**** PAGE EXTRACT ****

June 25th, 2012 by Brian Beeler
Seagate Announces Investment in DensBits SSD Controllers
Seagate has announced an investment in DensBits, as the formerly hot, now scorching hot, SSD controller space accelerates. DensBits' claim to fame is the inventor of Memory Modem. If that sounds a little too 1990's dial-up service, rest assured that Memory Modem is actually "A modem designed specifically for Flash memory...that dramatically increases reliability and, in turn, enables smaller process nodes and more bits per cell along with increased performance." Ultimately DensBits offers an SSD controller, complete with the requisite features outlined below.
Seagate's announcement is generally forward-looking - the strategic agreement with DensBits is aimed at developing low-cost, high-performance client and enterprise SSDs. The duo will combine technologies to create a range of SSD offerings including solutions with 1Xnm MLC NAND for the enterprise and 1XNM TLC NAND for client drives. That doesn't say much as to the what and when, but it does make Seagate the first since OCZ to bring up the idea of moving to lower cost TLC NAND for consumer SSDs.

**** ENTRIES SUPPLIED ****

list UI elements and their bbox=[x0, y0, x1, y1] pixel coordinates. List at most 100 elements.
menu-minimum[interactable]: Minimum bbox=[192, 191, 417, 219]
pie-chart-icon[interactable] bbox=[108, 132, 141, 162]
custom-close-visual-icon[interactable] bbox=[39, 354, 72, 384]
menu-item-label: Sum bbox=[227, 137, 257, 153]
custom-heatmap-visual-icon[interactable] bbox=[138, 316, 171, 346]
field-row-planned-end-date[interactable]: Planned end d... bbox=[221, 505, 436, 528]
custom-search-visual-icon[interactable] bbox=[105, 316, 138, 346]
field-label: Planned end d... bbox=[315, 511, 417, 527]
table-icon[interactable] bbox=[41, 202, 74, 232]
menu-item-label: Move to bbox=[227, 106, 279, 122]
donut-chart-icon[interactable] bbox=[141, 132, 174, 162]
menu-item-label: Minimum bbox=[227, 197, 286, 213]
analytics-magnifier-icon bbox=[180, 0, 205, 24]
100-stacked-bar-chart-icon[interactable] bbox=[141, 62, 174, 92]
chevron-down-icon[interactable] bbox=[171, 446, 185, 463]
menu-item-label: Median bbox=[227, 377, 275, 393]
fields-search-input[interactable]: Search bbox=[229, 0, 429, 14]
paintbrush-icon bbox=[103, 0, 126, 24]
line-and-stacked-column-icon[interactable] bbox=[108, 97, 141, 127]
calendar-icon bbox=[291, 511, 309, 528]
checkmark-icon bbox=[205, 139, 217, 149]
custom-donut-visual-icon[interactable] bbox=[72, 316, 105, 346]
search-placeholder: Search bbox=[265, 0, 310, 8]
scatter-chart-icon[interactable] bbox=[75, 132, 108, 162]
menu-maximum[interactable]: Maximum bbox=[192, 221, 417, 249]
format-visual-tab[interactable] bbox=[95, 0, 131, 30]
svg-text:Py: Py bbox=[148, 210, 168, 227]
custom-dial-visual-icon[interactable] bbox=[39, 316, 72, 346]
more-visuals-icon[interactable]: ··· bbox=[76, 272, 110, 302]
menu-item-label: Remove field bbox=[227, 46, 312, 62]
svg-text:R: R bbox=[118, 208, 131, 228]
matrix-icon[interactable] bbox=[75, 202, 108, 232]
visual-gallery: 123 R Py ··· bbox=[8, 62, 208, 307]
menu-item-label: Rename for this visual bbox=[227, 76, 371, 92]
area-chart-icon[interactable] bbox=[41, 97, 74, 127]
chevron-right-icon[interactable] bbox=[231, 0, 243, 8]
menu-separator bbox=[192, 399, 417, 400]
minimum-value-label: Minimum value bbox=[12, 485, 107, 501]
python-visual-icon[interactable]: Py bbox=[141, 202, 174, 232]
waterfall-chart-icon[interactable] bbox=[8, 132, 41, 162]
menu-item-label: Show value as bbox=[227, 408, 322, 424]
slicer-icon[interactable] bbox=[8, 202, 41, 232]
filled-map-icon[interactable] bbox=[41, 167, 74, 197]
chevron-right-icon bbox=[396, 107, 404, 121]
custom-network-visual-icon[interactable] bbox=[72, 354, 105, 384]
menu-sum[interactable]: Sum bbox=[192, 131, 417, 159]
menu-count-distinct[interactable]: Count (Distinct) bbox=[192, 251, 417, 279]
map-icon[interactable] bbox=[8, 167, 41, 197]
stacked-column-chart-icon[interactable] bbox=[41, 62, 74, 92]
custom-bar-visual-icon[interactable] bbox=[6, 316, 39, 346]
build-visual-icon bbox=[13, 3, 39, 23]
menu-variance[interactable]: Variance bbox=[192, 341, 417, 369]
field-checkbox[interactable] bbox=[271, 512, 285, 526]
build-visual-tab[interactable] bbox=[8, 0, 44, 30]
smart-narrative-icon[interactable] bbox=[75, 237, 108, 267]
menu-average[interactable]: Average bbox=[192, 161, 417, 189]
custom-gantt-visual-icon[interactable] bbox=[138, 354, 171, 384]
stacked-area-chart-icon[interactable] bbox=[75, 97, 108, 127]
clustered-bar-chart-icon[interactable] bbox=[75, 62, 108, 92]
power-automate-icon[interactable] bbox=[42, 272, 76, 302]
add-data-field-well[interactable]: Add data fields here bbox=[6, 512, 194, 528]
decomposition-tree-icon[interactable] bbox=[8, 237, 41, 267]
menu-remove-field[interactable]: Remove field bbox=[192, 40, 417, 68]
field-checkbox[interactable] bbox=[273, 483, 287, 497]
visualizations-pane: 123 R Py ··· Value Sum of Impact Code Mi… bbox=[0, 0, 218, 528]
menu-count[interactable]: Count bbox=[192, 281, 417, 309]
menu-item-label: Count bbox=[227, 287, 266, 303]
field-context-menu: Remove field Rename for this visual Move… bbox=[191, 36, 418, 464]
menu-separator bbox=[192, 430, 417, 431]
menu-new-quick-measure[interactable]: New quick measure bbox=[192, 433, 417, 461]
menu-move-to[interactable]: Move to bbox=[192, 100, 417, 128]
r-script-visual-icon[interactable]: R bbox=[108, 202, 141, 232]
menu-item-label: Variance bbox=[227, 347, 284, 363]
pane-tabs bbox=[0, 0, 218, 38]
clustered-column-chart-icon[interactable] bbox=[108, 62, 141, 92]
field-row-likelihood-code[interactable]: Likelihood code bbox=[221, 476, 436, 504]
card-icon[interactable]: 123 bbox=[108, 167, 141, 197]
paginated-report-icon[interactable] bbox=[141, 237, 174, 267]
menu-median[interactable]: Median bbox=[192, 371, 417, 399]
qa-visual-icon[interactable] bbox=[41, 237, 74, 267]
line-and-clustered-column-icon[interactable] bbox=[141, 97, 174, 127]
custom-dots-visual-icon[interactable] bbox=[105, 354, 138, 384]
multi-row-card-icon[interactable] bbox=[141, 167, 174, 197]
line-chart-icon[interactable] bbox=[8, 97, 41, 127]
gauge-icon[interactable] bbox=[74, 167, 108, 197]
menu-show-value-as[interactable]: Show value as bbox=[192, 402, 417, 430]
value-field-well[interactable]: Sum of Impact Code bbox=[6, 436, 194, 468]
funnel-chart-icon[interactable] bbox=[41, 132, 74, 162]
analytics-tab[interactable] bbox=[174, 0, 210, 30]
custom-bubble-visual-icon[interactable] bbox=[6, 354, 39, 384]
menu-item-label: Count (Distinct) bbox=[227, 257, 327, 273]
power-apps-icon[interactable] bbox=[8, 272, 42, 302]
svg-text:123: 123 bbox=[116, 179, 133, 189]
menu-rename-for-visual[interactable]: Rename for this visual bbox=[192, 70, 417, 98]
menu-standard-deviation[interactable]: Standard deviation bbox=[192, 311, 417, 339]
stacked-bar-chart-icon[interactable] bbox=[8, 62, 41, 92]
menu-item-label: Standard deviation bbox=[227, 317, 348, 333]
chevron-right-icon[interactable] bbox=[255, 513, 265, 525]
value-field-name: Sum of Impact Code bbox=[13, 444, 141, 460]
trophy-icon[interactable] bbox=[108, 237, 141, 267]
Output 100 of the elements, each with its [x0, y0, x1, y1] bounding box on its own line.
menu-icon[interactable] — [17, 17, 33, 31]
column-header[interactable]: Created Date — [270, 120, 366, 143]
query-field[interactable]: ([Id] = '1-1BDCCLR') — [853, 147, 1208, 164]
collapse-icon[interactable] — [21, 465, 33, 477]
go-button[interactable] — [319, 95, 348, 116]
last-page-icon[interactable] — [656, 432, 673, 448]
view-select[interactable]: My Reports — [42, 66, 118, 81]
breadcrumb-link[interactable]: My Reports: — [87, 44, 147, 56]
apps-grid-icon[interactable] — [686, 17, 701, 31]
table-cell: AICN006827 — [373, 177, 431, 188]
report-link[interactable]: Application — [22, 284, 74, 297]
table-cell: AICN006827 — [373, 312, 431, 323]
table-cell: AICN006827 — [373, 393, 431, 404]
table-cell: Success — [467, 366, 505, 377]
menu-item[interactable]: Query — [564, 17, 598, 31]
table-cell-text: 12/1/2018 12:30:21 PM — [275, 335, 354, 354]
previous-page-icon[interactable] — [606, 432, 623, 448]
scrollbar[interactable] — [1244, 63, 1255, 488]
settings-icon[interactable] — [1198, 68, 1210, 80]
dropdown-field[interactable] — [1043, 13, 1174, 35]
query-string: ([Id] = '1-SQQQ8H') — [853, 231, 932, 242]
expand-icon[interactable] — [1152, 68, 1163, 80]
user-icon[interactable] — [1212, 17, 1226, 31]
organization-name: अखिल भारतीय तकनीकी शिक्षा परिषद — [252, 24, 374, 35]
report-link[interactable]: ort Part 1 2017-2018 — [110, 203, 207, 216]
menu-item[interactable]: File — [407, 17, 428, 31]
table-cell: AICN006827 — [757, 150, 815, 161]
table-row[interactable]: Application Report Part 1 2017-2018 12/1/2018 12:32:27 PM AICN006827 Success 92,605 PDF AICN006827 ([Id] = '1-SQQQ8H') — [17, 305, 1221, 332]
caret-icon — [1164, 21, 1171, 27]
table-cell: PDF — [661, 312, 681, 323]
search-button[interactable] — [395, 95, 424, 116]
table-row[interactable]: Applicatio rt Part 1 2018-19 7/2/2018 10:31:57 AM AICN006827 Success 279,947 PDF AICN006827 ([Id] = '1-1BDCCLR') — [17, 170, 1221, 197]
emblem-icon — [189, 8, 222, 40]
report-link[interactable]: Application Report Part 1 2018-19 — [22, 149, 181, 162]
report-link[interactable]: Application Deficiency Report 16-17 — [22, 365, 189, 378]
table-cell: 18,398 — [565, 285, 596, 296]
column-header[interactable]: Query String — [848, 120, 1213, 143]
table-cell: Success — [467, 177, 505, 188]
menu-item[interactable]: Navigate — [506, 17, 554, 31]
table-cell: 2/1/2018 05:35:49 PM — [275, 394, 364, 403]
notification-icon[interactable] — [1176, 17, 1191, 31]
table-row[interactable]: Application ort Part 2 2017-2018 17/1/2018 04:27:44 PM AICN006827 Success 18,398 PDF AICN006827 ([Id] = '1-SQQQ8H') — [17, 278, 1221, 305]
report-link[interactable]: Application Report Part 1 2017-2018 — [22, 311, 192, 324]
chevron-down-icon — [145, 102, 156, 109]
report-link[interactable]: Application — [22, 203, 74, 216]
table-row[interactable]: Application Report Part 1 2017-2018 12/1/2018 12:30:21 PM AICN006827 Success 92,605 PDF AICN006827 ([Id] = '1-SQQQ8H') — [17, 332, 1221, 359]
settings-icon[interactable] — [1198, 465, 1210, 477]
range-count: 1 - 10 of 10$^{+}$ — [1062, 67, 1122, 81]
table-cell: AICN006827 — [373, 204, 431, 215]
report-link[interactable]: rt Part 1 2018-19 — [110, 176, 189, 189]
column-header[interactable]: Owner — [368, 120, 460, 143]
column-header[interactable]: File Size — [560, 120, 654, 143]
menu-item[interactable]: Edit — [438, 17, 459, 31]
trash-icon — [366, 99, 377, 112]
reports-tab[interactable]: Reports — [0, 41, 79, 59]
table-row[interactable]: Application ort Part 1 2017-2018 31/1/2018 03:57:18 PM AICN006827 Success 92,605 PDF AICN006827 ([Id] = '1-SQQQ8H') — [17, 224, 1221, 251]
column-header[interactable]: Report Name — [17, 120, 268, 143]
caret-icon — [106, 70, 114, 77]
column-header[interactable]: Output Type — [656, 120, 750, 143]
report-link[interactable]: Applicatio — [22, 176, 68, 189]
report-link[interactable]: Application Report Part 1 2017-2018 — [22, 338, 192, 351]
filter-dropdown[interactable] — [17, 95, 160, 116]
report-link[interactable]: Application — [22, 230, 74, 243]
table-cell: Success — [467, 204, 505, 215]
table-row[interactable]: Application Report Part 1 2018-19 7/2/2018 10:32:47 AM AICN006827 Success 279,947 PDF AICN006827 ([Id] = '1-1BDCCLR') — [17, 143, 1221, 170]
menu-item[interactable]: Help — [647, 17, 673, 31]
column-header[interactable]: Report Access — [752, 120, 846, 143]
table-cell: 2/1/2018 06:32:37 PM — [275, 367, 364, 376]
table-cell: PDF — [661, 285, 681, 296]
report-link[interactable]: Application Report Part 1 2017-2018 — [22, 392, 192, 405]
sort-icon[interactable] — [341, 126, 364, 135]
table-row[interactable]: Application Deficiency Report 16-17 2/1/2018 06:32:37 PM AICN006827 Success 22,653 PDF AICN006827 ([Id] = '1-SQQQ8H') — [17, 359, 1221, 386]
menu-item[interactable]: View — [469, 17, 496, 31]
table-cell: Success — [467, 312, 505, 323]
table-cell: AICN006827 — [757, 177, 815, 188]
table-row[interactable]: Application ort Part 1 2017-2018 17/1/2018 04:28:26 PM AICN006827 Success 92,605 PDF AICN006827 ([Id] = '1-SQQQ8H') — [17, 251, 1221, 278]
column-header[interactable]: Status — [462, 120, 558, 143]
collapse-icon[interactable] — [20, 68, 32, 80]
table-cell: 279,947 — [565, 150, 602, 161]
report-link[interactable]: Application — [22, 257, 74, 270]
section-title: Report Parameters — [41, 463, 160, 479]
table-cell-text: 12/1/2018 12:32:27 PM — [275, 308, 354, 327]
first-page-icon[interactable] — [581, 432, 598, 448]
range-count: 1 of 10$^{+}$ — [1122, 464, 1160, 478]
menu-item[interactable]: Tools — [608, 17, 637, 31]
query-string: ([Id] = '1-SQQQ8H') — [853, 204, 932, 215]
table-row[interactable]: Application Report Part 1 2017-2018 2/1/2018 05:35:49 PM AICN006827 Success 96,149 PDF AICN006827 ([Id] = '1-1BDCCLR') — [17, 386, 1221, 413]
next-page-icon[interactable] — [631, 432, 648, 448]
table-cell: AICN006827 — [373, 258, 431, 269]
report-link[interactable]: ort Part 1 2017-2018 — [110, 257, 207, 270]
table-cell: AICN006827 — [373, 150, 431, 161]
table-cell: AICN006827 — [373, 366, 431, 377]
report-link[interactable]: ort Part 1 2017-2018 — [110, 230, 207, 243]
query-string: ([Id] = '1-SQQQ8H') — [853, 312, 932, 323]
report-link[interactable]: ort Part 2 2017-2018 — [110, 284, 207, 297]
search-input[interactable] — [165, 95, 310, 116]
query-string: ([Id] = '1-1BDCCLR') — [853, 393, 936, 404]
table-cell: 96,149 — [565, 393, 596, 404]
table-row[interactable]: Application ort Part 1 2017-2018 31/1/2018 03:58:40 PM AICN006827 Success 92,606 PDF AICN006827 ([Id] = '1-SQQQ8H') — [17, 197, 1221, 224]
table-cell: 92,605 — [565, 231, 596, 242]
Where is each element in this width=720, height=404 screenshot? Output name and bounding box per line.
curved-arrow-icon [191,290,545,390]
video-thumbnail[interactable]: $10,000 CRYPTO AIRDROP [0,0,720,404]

****

## EXERCISE INSTRUCTIONS
Continue the article on Seagate's investment in DensBits SSD controllers, starting right after its last sentence. The items above are separate material and have no connection to the article.

## WRITTEN ANSWER
While Seagate has had success with hybrid hard drives that combine traditional platter disks with onboard NAND for read caching, Seagate has yet to make any serious overtures in the SSD space. While they do offer a line of enterprise SSDs under the Pulsar name, in the limited lab time we spent with the drives prior to being recalled, we saw little to make us think they would be competitive in the enterprise marketplace. It's also important to remember that this isn't Seagate's first foray into the SSD controller space, they previously invested in Link_A_Media who last week sold to Hynix.
It remains to be seen if traditional platter storage vendors can create compelling offerings in the quickly moving enterprise SSD space. Toshiba has been effective with high-end SAS drives, while Hitachi GST paired with Intel to create a nice range of MLC and SLC offerings and Western Digital is hiring engineers for their next SSD offering. However none of the major hard disk vendors have figured out how to effectively crack the consumer SSD space.